# Input
· · · · · · ·

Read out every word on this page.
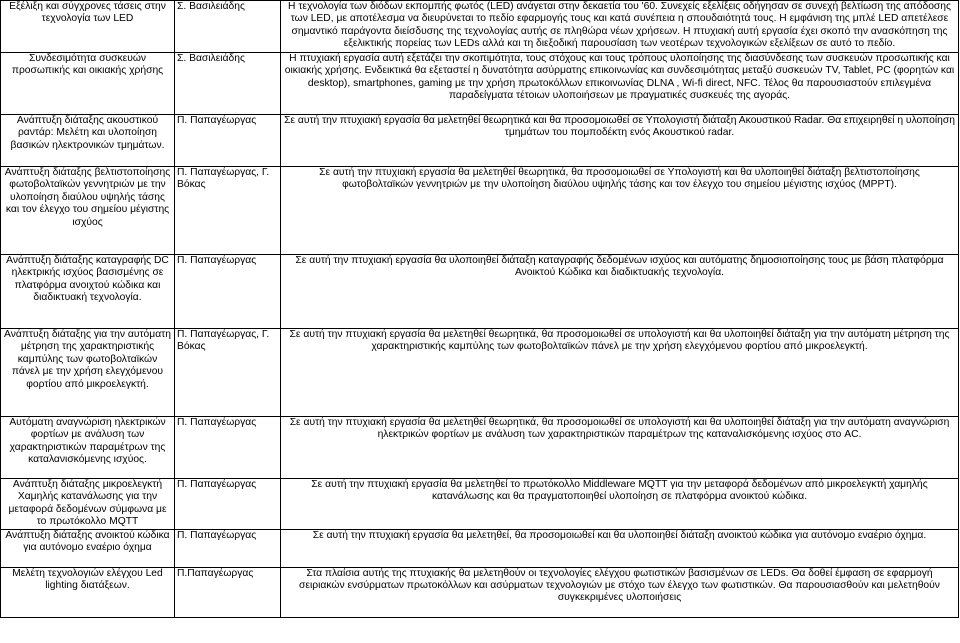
Εξέλιξη και σύγχρονες τάσεις στην τεχνολογία των LED	Σ. Βασιλειάδης	Η τεχνολογία των διόδων εκπομπής φωτός (LED) ανάγεται στην δεκαετία του '60. Συνεχείς εξελίξεις οδήγησαν σε συνεχή βελτίωση της απόδοσης των LED, με αποτέλεσμα να διευρύνεται το πεδίο εφαρμογής τους και κατά συνέπεια η σπουδαιότητά τους. Η εμφάνιση της μπλέ LED απετέλεσε σημαντικό παράγοντα διείσδυσης της τεχνολογίας αυτής σε πληθώρα νέων χρήσεων. Η πτυχιακή αυτή εργασία έχει σκοπό την ανασκόπηση της εξελικτικής πορείας των LEDs αλλά και τη διεξοδική παρουσίαση των νεοτέρων τεχνολογικών εξελίξεων σε αυτό το πεδίο.
Συνδεσιμότητα συσκευών προσωπικής και οικιακής χρήσης	Σ. Βασιλειάδης	Η πτυχιακή εργασία αυτή εξετάζει την σκοπιμότητα, τους στόχους και τους τρόπους υλοποίησης της διασύνδεσης των συσκευών προσωπικής και οικιακής χρήσης. Ενδεικτικά θα εξεταστεί η δυνατότητα ασύρματης επικοινωνίας και συνδεσιμότητας μεταξύ συσκευών TV, Tablet, PC (φορητών και desktop), smartphones, gaming με την χρήση πρωτοκόλλων επικοινωνίας DLNA , Wi-fi direct, NFC. Τέλος θα παρουσιαστούν επιλεγμένα παραδείγματα τέτοιων υλοποιήσεων με πραγματικές συσκευές της αγοράς.
Ανάπτυξη διάταξης ακουστικού ραντάρ: Μελέτη και υλοποίηση βασικών ηλεκτρονικών τμημάτων.	Π. Παπαγέωργας	Σε αυτή την πτυχιακή εργασία θα μελετηθεί θεωρητικά και θα προσομοιωθεί σε Υπολογιστή διάταξη Ακουστικού Radar. Θα επιχειρηθεί η υλοποίηση τμημάτων του πομποδέκτη ενός Ακουστικού radar.
Ανάπτυξη διάταξης βελτιστοποίησης φωτοβολταϊκών γεννητριών με την υλοποίηση διαύλου υψηλής τάσης και τον έλεγχο του σημείου μέγιστης ισχύος	Π. Παπαγέωργας, Γ. Βόκας	Σε αυτή την πτυχιακή εργασία θα μελετηθεί θεωρητικά, θα προσομοιωθεί σε Υπολογιστή και θα υλοποιηθεί διάταξη βελτιστοποίησης φωτοβολταϊκών γεννητριών με την υλοποίηση διαύλου υψηλής τάσης και τον έλεγχο του σημείου μέγιστης ισχύος (MPPT).
Ανάπτυξη διάταξης καταγραφής DC ηλεκτρικής ισχύος βασισμένης σε πλατφόρμα ανοιχτού κώδικα και διαδικτυακή τεχνολογία.	Π. Παπαγέωργας	Σε αυτή την πτυχιακή εργασία θα υλοποιηθεί διάταξη καταγραφής δεδομένων ισχύος και αυτόματης δημοσιοποίησης τους με βάση πλατφόρμα Ανοικτού Κώδικα και διαδικτυακής τεχνολογία.
Ανάπτυξη διάταξης για την αυτόματη μέτρηση της χαρακτηριστικής καμπύλης των φωτοβολταϊκών πάνελ με την χρήση ελεγχόμενου φορτίου από μικροελεγκτή.	Π. Παπαγέωργας, Γ. Βόκας	Σε αυτή την πτυχιακή εργασία θα μελετηθεί θεωρητικά, θα προσομοιωθεί σε υπολογιστή και θα υλοποιηθεί διάταξη για την αυτόματη μέτρηση της χαρακτηριστικής καμπύλης των φωτοβολταϊκών πάνελ με την χρήση ελεγχόμενου φορτίου από μικροελεγκτή.
Αυτόματη αναγνώριση ηλεκτρικών φορτίων με ανάλυση των χαρακτηριστικών παραμέτρων της καταλανισκόμενης ισχύος.	Π. Παπαγέωργας	Σε αυτή την πτυχιακή εργασία θα μελετηθεί θεωρητικά, θα προσομοιωθεί σε υπολογιστή και θα υλοποιηθεί διάταξη για την αυτόματη αναγνώριση ηλεκτρικών φορτίων με ανάλυση των χαρακτηριστικών παραμέτρων της καταναλισκόμενης ισχύος στο AC.
Ανάπτυξη διάταξης μικροελεγκτή Χαμηλής κατανάλωσης για την μεταφορά δεδομένων σύμφωνα με το πρωτόκολλο MQTT	Π. Παπαγέωργας	Σε αυτή την πτυχιακή εργασία θα μελετηθεί το πρωτόκολλο Middleware MQTT για την μεταφορά δεδομένων από μικροελεγκτή χαμηλής κατανάλωσης και θα πραγματοποιηθεί υλοποίηση σε πλατφόρμα ανοικτού κώδικα.
Ανάπτυξη διάταξης ανοικτού κώδικα για αυτόνομο εναέριο όχημα	Π. Παπαγέωργας	Σε αυτή την πτυχιακή εργασία θα μελετηθεί, θα προσομοιωθεί και θα υλοποιηθεί διάταξη ανοικτού κώδικα για αυτόνομο εναέριο όχημα.
Μελέτη τεχνολογιών ελέγχου Led lighting διατάξεων.	Π.Παπαγέωργας	Στα πλαίσια αυτής της πτυχιακής θα μελετηθούν οι τεχνολογίες ελέγχου φωτιστικών βασισμένων σε LEDs. Θα δοθεί έμφαση σε εφαρμογή σειριακών ενσύρματων πρωτοκόλλων και ασύρματων τεχνολογιών με στόχο των έλεγχο των φωτιστικών. Θα παρουσιασθούν και μελετηθούν συγκεκριμένες υλοποιήσεις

· · · · · · ·

# Instructions for the task
Extract each line holding the string "μικροελεγκτή".

# Result of this task
Ανάπτυξη διάταξης για την αυτόματη μέτρηση της χαρακτηριστικής καμπύλης των φωτοβολταϊκών πάνελ με την χρήση ελεγχόμενου φορτίου από μικροελεγκτή.	Π. Παπαγέωργας, Γ. Βόκας	Σε αυτή την πτυχιακή εργασία θα μελετηθεί θεωρητικά, θα προσομοιωθεί σε υπολογιστή και θα υλοποιηθεί διάταξη για την αυτόματη μέτρηση της χαρακτηριστικής καμπύλης των φωτοβολταϊκών πάνελ με την χρήση ελεγχόμενου φορτίου από μικροελεγκτή.
Ανάπτυξη διάταξης μικροελεγκτή Χαμηλής κατανάλωσης για την μεταφορά δεδομένων σύμφωνα με το πρωτόκολλο MQTT	Π. Παπαγέωργας	Σε αυτή την πτυχιακή εργασία θα μελετηθεί το πρωτόκολλο Middleware MQTT για την μεταφορά δεδομένων από μικροελεγκτή χαμηλής κατανάλωσης και θα πραγματοποιηθεί υλοποίηση σε πλατφόρμα ανοικτού κώδικα.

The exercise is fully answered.